# start of Input rows

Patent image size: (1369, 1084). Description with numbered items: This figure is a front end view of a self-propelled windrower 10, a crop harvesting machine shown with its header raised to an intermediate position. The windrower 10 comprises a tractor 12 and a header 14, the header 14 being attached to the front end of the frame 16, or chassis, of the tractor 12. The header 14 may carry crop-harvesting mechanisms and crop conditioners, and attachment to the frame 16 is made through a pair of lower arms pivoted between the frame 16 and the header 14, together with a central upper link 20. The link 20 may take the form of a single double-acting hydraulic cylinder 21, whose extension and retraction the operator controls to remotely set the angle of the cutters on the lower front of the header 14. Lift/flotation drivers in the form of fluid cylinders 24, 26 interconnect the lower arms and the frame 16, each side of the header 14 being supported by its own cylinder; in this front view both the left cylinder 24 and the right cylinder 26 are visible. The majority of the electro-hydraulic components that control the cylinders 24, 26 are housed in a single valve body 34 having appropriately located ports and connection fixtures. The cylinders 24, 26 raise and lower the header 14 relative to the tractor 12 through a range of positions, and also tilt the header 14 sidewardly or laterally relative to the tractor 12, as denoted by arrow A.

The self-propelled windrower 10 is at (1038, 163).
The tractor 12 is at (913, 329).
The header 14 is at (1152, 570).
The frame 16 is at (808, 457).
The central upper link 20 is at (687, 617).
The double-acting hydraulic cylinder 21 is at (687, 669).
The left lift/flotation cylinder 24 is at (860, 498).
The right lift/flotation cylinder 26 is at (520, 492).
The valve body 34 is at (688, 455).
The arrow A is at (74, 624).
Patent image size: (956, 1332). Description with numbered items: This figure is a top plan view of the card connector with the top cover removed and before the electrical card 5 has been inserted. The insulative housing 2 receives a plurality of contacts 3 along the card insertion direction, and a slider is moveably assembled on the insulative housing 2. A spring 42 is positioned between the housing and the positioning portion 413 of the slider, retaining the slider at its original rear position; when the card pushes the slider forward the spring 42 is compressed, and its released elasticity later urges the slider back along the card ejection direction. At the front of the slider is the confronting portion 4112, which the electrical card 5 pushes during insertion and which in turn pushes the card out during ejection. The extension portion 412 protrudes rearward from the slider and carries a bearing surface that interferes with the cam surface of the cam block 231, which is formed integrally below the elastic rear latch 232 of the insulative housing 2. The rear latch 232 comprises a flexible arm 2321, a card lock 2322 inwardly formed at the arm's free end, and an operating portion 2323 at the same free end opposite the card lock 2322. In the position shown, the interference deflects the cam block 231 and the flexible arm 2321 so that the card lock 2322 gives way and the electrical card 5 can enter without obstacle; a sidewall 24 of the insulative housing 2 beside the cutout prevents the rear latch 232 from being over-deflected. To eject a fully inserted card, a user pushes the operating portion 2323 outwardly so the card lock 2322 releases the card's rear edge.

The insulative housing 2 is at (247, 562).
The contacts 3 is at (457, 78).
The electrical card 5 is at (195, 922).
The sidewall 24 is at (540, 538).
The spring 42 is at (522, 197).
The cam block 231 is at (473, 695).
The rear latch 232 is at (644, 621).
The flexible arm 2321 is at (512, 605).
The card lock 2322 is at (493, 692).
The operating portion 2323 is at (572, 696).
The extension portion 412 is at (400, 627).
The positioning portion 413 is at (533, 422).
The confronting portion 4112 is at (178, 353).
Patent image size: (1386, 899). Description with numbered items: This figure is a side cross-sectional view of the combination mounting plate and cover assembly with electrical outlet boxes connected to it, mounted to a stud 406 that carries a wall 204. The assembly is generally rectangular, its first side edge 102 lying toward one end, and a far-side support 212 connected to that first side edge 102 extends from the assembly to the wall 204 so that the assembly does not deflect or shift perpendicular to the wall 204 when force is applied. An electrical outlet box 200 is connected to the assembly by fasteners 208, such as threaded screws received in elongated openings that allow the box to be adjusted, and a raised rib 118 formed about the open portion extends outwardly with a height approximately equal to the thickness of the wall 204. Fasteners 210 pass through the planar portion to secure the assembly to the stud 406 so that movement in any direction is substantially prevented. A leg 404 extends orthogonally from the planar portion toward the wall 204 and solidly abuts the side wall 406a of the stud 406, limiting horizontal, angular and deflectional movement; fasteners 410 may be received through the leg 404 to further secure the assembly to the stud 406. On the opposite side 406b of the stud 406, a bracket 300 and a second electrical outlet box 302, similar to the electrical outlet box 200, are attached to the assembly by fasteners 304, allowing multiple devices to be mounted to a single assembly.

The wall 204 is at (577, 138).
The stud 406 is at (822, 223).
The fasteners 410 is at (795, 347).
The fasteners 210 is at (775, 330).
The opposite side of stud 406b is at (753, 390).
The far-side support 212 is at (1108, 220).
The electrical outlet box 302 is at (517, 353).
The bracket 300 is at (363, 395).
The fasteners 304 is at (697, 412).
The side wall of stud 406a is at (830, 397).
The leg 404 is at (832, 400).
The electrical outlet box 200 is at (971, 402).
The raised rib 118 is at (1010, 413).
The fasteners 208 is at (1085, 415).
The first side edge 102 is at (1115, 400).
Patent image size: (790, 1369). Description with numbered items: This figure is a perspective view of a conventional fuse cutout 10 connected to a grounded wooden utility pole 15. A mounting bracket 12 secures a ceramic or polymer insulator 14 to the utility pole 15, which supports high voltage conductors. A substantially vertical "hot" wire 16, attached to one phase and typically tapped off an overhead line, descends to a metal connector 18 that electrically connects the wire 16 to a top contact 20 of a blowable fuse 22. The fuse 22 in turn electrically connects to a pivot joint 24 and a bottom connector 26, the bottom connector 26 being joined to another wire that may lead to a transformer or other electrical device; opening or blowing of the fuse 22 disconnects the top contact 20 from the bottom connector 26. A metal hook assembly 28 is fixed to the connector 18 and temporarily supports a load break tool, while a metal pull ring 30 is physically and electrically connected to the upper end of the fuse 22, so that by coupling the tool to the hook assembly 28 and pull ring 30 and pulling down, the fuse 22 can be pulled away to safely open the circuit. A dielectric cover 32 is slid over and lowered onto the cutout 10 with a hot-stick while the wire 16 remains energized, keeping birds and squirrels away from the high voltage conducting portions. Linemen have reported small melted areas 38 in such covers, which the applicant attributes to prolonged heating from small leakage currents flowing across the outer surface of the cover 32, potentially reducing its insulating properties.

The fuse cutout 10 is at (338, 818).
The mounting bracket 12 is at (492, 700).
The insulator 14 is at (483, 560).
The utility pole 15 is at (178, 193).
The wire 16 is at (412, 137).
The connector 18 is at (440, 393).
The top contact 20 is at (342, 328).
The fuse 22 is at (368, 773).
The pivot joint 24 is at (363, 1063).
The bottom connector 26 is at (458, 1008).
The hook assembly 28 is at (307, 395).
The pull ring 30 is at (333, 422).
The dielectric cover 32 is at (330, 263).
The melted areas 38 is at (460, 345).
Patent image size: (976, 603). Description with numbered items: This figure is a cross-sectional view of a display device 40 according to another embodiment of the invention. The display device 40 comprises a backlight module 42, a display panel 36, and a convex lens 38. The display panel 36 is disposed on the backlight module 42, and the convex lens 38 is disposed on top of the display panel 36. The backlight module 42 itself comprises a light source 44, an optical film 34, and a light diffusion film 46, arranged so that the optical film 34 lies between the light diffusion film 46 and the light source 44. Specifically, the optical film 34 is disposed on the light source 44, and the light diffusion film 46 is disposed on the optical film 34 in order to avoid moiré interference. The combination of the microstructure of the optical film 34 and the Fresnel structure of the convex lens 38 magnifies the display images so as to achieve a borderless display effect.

# end of Input rows

Exercise aim: Please reproduce all of the records above line for line, changing nothing.

Full solution:
Patent image size: (1369, 1084). Description with numbered items: This figure is a front end view of a self-propelled windrower 10, a crop harvesting machine shown with its header raised to an intermediate position. The windrower 10 comprises a tractor 12 and a header 14, the header 14 being attached to the front end of the frame 16, or chassis, of the tractor 12. The header 14 may carry crop-harvesting mechanisms and crop conditioners, and attachment to the frame 16 is made through a pair of lower arms pivoted between the frame 16 and the header 14, together with a central upper link 20. The link 20 may take the form of a single double-acting hydraulic cylinder 21, whose extension and retraction the operator controls to remotely set the angle of the cutters on the lower front of the header 14. Lift/flotation drivers in the form of fluid cylinders 24, 26 interconnect the lower arms and the frame 16, each side of the header 14 being supported by its own cylinder; in this front view both the left cylinder 24 and the right cylinder 26 are visible. The majority of the electro-hydraulic components that control the cylinders 24, 26 are housed in a single valve body 34 having appropriately located ports and connection fixtures. The cylinders 24, 26 raise and lower the header 14 relative to the tractor 12 through a range of positions, and also tilt the header 14 sidewardly or laterally relative to the tractor 12, as denoted by arrow A.

The self-propelled windrower 10 is at (1038, 163).
The tractor 12 is at (913, 329).
The header 14 is at (1152, 570).
The frame 16 is at (808, 457).
The central upper link 20 is at (687, 617).
The double-acting hydraulic cylinder 21 is at (687, 669).
The left lift/flotation cylinder 24 is at (860, 498).
The right lift/flotation cylinder 26 is at (520, 492).
The valve body 34 is at (688, 455).
The arrow A is at (74, 624).
Patent image size: (956, 1332). Description with numbered items: This figure is a top plan view of the card connector with the top cover removed and before the electrical card 5 has been inserted. The insulative housing 2 receives a plurality of contacts 3 along the card insertion direction, and a slider is moveably assembled on the insulative housing 2. A spring 42 is positioned between the housing and the positioning portion 413 of the slider, retaining the slider at its original rear position; when the card pushes the slider forward the spring 42 is compressed, and its released elasticity later urges the slider back along the card ejection direction. At the front of the slider is the confronting portion 4112, which the electrical card 5 pushes during insertion and which in turn pushes the card out during ejection. The extension portion 412 protrudes rearward from the slider and carries a bearing surface that interferes with the cam surface of the cam block 231, which is formed integrally below the elastic rear latch 232 of the insulative housing 2. The rear latch 232 comprises a flexible arm 2321, a card lock 2322 inwardly formed at the arm's free end, and an operating portion 2323 at the same free end opposite the card lock 2322. In the position shown, the interference deflects the cam block 231 and the flexible arm 2321 so that the card lock 2322 gives way and the electrical card 5 can enter without obstacle; a sidewall 24 of the insulative housing 2 beside the cutout prevents the rear latch 232 from being over-deflected. To eject a fully inserted card, a user pushes the operating portion 2323 outwardly so the card lock 2322 releases the card's rear edge.

The insulative housing 2 is at (247, 562).
The contacts 3 is at (457, 78).
The electrical card 5 is at (195, 922).
The sidewall 24 is at (540, 538).
The spring 42 is at (522, 197).
The cam block 231 is at (473, 695).
The rear latch 232 is at (644, 621).
The flexible arm 2321 is at (512, 605).
The card lock 2322 is at (493, 692).
The operating portion 2323 is at (572, 696).
The extension portion 412 is at (400, 627).
The positioning portion 413 is at (533, 422).
The confronting portion 4112 is at (178, 353).
Patent image size: (1386, 899). Description with numbered items: This figure is a side cross-sectional view of the combination mounting plate and cover assembly with electrical outlet boxes connected to it, mounted to a stud 406 that carries a wall 204. The assembly is generally rectangular, its first side edge 102 lying toward one end, and a far-side support 212 connected to that first side edge 102 extends from the assembly to the wall 204 so that the assembly does not deflect or shift perpendicular to the wall 204 when force is applied. An electrical outlet box 200 is connected to the assembly by fasteners 208, such as threaded screws received in elongated openings that allow the box to be adjusted, and a raised rib 118 formed about the open portion extends outwardly with a height approximately equal to the thickness of the wall 204. Fasteners 210 pass through the planar portion to secure the assembly to the stud 406 so that movement in any direction is substantially prevented. A leg 404 extends orthogonally from the planar portion toward the wall 204 and solidly abuts the side wall 406a of the stud 406, limiting horizontal, angular and deflectional movement; fasteners 410 may be received through the leg 404 to further secure the assembly to the stud 406. On the opposite side 406b of the stud 406, a bracket 300 and a second electrical outlet box 302, similar to the electrical outlet box 200, are attached to the assembly by fasteners 304, allowing multiple devices to be mounted to a single assembly.

The wall 204 is at (577, 138).
The stud 406 is at (822, 223).
The fasteners 410 is at (795, 347).
The fasteners 210 is at (775, 330).
The opposite side of stud 406b is at (753, 390).
The far-side support 212 is at (1108, 220).
The electrical outlet box 302 is at (517, 353).
The bracket 300 is at (363, 395).
The fasteners 304 is at (697, 412).
The side wall of stud 406a is at (830, 397).
The leg 404 is at (832, 400).
The electrical outlet box 200 is at (971, 402).
The raised rib 118 is at (1010, 413).
The fasteners 208 is at (1085, 415).
The first side edge 102 is at (1115, 400).
Patent image size: (790, 1369). Description with numbered items: This figure is a perspective view of a conventional fuse cutout 10 connected to a grounded wooden utility pole 15. A mounting bracket 12 secures a ceramic or polymer insulator 14 to the utility pole 15, which supports high voltage conductors. A substantially vertical "hot" wire 16, attached to one phase and typically tapped off an overhead line, descends to a metal connector 18 that electrically connects the wire 16 to a top contact 20 of a blowable fuse 22. The fuse 22 in turn electrically connects to a pivot joint 24 and a bottom connector 26, the bottom connector 26 being joined to another wire that may lead to a transformer or other electrical device; opening or blowing of the fuse 22 disconnects the top contact 20 from the bottom connector 26. A metal hook assembly 28 is fixed to the connector 18 and temporarily supports a load break tool, while a metal pull ring 30 is physically and electrically connected to the upper end of the fuse 22, so that by coupling the tool to the hook assembly 28 and pull ring 30 and pulling down, the fuse 22 can be pulled away to safely open the circuit. A dielectric cover 32 is slid over and lowered onto the cutout 10 with a hot-stick while the wire 16 remains energized, keeping birds and squirrels away from the high voltage conducting portions. Linemen have reported small melted areas 38 in such covers, which the applicant attributes to prolonged heating from small leakage currents flowing across the outer surface of the cover 32, potentially reducing its insulating properties.

The fuse cutout 10 is at (338, 818).
The mounting bracket 12 is at (492, 700).
The insulator 14 is at (483, 560).
The utility pole 15 is at (178, 193).
The wire 16 is at (412, 137).
The connector 18 is at (440, 393).
The top contact 20 is at (342, 328).
The fuse 22 is at (368, 773).
The pivot joint 24 is at (363, 1063).
The bottom connector 26 is at (458, 1008).
The hook assembly 28 is at (307, 395).
The pull ring 30 is at (333, 422).
The dielectric cover 32 is at (330, 263).
The melted areas 38 is at (460, 345).
Patent image size: (976, 603). Description with numbered items: This figure is a cross-sectional view of a display device 40 according to another embodiment of the invention. The display device 40 comprises a backlight module 42, a display panel 36, and a convex lens 38. The display panel 36 is disposed on the backlight module 42, and the convex lens 38 is disposed on top of the display panel 36. The backlight module 42 itself comprises a light source 44, an optical film 34, and a light diffusion film 46, arranged so that the optical film 34 lies between the light diffusion film 46 and the light source 44. Specifically, the optical film 34 is disposed on the light source 44, and the light diffusion film 46 is disposed on the optical film 34 in order to avoid moiré interference. The combination of the microstructure of the optical film 34 and the Fresnel structure of the convex lens 38 magnifies the display images so as to achieve a borderless display effect.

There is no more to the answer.